*** Opening of EXERCISE PASSAGE ***

Presentation Feb. 25 in Tacoma on Impacts of Methanol Plants

Learn what living in the shadow of methanol production would mean to you

The Tatoosh Group of the state Sierra Club chapter and the University of Puget Sound Policy Institute have scheduled a presentation for 6 p.m. Thursday, Feb. 25, 2016, on the Environmental and Human Health Impacts of Methanol Plants. Wilma Subra, a scientist and activist from Louisiana, will share her expertise on methanol processing. The presentation will be in the UPS Kilworth Memorial Chapel, 1500 N. 18th St., Tacoma.

NWIW, a Chinese-backed company, proposes to build a huge natural gas to methanol plant on the Tacoma tideflats. With the increasing demand for energy in Asia and the cheap gas extracted by fracking in Alberta and North Dakota, energy companies are looking for ways to get their fossil fuels to Asian markets from West Coast ports. We all need to be better informed.

Mrs. Subra holds degrees in microbiology/chemistry from the University of Southwestern Louisiana. She received the MacArthur Fellowship Genius Award from the MacArthur Foundation for helping ordinary citizens understand, cope with and combat environmental issues in their communities. She also has completed a seven-year term as Vice-Chair of the Environmental Protection Agency National Advisory Council for Environmental Policy and Technology, a five-year term on the National Advisory Committee of the U. S. Representative to the Commission for Environmental Cooperation, and a six- year term on the EPA National Environmental Justice Advisory Council (NEJAC), where she served as a member of the Cumulative Risk and Impacts Working Group of the NEJAC Council and chaired the NEJAC Gulf Coast Hurricanes Work Group.

*** Close of EXERCISE PASSAGE ***
*** Opening of MATERIAL SUPPLIED ***

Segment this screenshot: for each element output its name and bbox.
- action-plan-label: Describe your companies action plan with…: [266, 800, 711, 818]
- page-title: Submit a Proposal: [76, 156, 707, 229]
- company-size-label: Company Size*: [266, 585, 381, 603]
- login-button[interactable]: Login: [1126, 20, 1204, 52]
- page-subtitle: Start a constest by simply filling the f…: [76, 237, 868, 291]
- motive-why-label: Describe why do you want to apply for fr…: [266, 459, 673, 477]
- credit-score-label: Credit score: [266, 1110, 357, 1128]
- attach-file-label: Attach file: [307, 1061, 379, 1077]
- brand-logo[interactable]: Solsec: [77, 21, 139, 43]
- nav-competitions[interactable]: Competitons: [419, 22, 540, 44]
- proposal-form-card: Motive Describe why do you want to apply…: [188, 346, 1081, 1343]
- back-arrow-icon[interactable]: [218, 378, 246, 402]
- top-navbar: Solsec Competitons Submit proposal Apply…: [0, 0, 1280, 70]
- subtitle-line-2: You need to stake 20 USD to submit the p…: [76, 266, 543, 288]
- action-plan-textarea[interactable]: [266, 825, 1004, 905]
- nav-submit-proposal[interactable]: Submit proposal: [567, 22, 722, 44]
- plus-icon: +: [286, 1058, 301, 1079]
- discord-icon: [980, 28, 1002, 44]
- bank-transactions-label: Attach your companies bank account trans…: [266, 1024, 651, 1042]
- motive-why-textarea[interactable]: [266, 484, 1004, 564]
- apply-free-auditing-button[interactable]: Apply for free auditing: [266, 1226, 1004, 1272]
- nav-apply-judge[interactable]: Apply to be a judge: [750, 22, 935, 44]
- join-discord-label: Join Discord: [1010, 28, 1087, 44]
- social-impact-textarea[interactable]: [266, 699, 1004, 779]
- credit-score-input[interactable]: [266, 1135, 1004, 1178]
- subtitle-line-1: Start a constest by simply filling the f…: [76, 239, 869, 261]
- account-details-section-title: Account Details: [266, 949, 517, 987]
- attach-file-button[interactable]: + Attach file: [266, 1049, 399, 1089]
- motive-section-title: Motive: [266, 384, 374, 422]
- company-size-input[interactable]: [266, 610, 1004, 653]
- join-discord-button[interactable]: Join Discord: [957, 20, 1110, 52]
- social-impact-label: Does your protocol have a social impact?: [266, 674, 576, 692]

*** Close of MATERIAL SUPPLIED ***

WHAT YOU WILL DO:
- a) In the methanol plant notice, update everything from "Learn what living" down to "18th St., Tacoma." so that "Kilworth Memorial Chapel" becomes "Jones Hall".
- b) According to the methanol plant notice, which company proposes to build the plant on the Tacoma tideflats?

ANSWERS GIVEN:
- a)
Learn what living in the shadow of methanol production would mean to you

The Tatoosh Group of the state Sierra Club chapter and the University of Puget Sound Policy Institute have scheduled a presentation for 6 p.m. Thursday, Feb. 25, 2016, on the Environmental and Human Health Impacts of Methanol Plants. Wilma Subra, a scientist and activist from Louisiana, will share her expertise on methanol processing. The presentation will be in the UPS Jones Hall, 1500 N. 18th St., Tacoma.

- b) NWIW, a Chinese-backed company.